Objective: Will you transcribe the entries that follow, exactly and in full?

----------

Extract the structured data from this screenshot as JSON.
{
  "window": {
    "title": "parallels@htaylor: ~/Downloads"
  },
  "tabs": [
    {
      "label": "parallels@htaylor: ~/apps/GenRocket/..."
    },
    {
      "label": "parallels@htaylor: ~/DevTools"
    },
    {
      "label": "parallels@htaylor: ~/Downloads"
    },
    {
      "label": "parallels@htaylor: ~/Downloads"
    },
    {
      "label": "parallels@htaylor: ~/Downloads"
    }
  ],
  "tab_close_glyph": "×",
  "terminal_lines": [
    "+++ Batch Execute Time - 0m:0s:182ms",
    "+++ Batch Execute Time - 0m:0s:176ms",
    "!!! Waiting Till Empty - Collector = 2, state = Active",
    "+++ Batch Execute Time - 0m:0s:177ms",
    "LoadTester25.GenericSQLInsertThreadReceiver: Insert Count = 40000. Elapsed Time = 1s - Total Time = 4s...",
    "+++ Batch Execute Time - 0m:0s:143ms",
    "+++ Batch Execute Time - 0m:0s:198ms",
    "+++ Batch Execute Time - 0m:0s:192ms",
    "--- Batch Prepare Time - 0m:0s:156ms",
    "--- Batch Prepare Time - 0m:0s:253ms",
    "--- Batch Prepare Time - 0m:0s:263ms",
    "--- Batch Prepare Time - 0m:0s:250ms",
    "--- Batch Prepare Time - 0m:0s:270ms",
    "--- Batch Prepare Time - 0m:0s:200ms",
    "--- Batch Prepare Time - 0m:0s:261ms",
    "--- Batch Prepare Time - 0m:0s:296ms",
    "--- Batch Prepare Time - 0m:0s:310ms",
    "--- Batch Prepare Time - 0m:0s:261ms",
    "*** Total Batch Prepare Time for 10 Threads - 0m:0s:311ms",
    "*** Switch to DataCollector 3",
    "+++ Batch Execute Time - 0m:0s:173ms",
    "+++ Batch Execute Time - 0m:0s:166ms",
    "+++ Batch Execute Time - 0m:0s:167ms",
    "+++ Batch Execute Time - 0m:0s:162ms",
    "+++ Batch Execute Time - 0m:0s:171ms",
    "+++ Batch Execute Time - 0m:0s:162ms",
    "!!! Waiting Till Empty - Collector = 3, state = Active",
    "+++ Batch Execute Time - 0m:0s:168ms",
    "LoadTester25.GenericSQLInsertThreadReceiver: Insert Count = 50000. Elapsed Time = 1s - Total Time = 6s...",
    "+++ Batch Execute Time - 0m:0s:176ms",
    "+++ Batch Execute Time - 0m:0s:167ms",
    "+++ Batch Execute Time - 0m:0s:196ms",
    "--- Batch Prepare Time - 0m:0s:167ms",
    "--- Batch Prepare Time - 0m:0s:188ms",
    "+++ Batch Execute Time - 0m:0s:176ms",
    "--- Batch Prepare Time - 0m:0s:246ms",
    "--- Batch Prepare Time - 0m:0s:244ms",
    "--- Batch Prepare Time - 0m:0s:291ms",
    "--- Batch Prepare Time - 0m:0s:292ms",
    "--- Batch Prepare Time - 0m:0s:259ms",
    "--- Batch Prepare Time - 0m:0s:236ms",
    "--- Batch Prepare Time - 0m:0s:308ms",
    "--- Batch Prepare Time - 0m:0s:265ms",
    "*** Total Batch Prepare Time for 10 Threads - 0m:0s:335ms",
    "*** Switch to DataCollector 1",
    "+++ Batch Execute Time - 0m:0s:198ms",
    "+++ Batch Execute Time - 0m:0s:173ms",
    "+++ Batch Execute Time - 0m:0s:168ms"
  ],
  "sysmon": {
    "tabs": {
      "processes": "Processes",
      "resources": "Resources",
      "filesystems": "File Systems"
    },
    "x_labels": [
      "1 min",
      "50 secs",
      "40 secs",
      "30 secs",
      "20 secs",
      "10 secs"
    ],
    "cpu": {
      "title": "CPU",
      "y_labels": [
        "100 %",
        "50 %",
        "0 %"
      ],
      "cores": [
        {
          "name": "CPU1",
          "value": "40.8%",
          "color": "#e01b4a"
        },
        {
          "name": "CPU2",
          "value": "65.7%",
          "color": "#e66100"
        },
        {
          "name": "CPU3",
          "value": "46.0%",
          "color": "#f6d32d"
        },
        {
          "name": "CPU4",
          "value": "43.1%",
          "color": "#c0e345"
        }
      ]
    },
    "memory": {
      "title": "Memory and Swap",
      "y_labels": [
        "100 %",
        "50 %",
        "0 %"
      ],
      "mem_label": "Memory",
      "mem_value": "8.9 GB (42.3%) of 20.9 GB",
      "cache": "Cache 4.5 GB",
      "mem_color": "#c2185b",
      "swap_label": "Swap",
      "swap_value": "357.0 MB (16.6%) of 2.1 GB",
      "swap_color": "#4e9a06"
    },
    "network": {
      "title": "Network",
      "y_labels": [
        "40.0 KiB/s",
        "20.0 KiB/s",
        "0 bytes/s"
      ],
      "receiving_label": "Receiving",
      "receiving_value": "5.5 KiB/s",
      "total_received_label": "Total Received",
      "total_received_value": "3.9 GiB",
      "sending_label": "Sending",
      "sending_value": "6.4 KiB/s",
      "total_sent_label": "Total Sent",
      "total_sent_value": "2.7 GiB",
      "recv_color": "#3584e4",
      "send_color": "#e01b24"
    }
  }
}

----------

Task response:
Extract the structured data from this screenshot as JSON.
{
  "window": {
    "title": "parallels@htaylor: ~/Downloads"
  },
  "tabs": [
    {
      "label": "parallels@htaylor: ~/apps/GenRocket/..."
    },
    {
      "label": "parallels@htaylor: ~/DevTools"
    },
    {
      "label": "parallels@htaylor: ~/Downloads"
    },
    {
      "label": "parallels@htaylor: ~/Downloads"
    },
    {
      "label": "parallels@htaylor: ~/Downloads"
    }
  ],
  "tab_close_glyph": "×",
  "terminal_lines": [
    "+++ Batch Execute Time - 0m:0s:182ms",
    "+++ Batch Execute Time - 0m:0s:176ms",
    "!!! Waiting Till Empty - Collector = 2, state = Active",
    "+++ Batch Execute Time - 0m:0s:177ms",
    "LoadTester25.GenericSQLInsertThreadReceiver: Insert Count = 40000. Elapsed Time = 1s - Total Time = 4s...",
    "+++ Batch Execute Time - 0m:0s:143ms",
    "+++ Batch Execute Time - 0m:0s:198ms",
    "+++ Batch Execute Time - 0m:0s:192ms",
    "--- Batch Prepare Time - 0m:0s:156ms",
    "--- Batch Prepare Time - 0m:0s:253ms",
    "--- Batch Prepare Time - 0m:0s:263ms",
    "--- Batch Prepare Time - 0m:0s:250ms",
    "--- Batch Prepare Time - 0m:0s:270ms",
    "--- Batch Prepare Time - 0m:0s:200ms",
    "--- Batch Prepare Time - 0m:0s:261ms",
    "--- Batch Prepare Time - 0m:0s:296ms",
    "--- Batch Prepare Time - 0m:0s:310ms",
    "--- Batch Prepare Time - 0m:0s:261ms",
    "*** Total Batch Prepare Time for 10 Threads - 0m:0s:311ms",
    "*** Switch to DataCollector 3",
    "+++ Batch Execute Time - 0m:0s:173ms",
    "+++ Batch Execute Time - 0m:0s:166ms",
    "+++ Batch Execute Time - 0m:0s:167ms",
    "+++ Batch Execute Time - 0m:0s:162ms",
    "+++ Batch Execute Time - 0m:0s:171ms",
    "+++ Batch Execute Time - 0m:0s:162ms",
    "!!! Waiting Till Empty - Collector = 3, state = Active",
    "+++ Batch Execute Time - 0m:0s:168ms",
    "LoadTester25.GenericSQLInsertThreadReceiver: Insert Count = 50000. Elapsed Time = 1s - Total Time = 6s...",
    "+++ Batch Execute Time - 0m:0s:176ms",
    "+++ Batch Execute Time - 0m:0s:167ms",
    "+++ Batch Execute Time - 0m:0s:196ms",
    "--- Batch Prepare Time - 0m:0s:167ms",
    "--- Batch Prepare Time - 0m:0s:188ms",
    "+++ Batch Execute Time - 0m:0s:176ms",
    "--- Batch Prepare Time - 0m:0s:246ms",
    "--- Batch Prepare Time - 0m:0s:244ms",
    "--- Batch Prepare Time - 0m:0s:291ms",
    "--- Batch Prepare Time - 0m:0s:292ms",
    "--- Batch Prepare Time - 0m:0s:259ms",
    "--- Batch Prepare Time - 0m:0s:236ms",
    "--- Batch Prepare Time - 0m:0s:308ms",
    "--- Batch Prepare Time - 0m:0s:265ms",
    "*** Total Batch Prepare Time for 10 Threads - 0m:0s:335ms",
    "*** Switch to DataCollector 1",
    "+++ Batch Execute Time - 0m:0s:198ms",
    "+++ Batch Execute Time - 0m:0s:173ms",
    "+++ Batch Execute Time - 0m:0s:168ms"
  ],
  "sysmon": {
    "tabs": {
      "processes": "Processes",
      "resources": "Resources",
      "filesystems": "File Systems"
    },
    "x_labels": [
      "1 min",
      "50 secs",
      "40 secs",
      "30 secs",
      "20 secs",
      "10 secs"
    ],
    "cpu": {
      "title": "CPU",
      "y_labels": [
        "100 %",
        "50 %",
        "0 %"
      ],
      "cores": [
        {
          "name": "CPU1",
          "value": "40.8%",
          "color": "#e01b4a"
        },
        {
          "name": "CPU2",
          "value": "65.7%",
          "color": "#e66100"
        },
        {
          "name": "CPU3",
          "value": "46.0%",
          "color": "#f6d32d"
        },
        {
          "name": "CPU4",
          "value": "43.1%",
          "color": "#c0e345"
        }
      ]
    },
    "memory": {
      "title": "Memory and Swap",
      "y_labels": [
        "100 %",
        "50 %",
        "0 %"
      ],
      "mem_label": "Memory",
      "mem_value": "8.9 GB (42.3%) of 20.9 GB",
      "cache": "Cache 4.5 GB",
      "mem_color": "#c2185b",
      "swap_label": "Swap",
      "swap_value": "357.0 MB (16.6%) of 2.1 GB",
      "swap_color": "#4e9a06"
    },
    "network": {
      "title": "Network",
      "y_labels": [
        "40.0 KiB/s",
        "20.0 KiB/s",
        "0 bytes/s"
      ],
      "receiving_label": "Receiving",
      "receiving_value": "5.5 KiB/s",
      "total_received_label": "Total Received",
      "total_received_value": "3.9 GiB",
      "sending_label": "Sending",
      "sending_value": "6.4 KiB/s",
      "total_sent_label": "Total Sent",
      "total_sent_value": "2.7 GiB",
      "recv_color": "#3584e4",
      "send_color": "#e01b24"
    }
  }
}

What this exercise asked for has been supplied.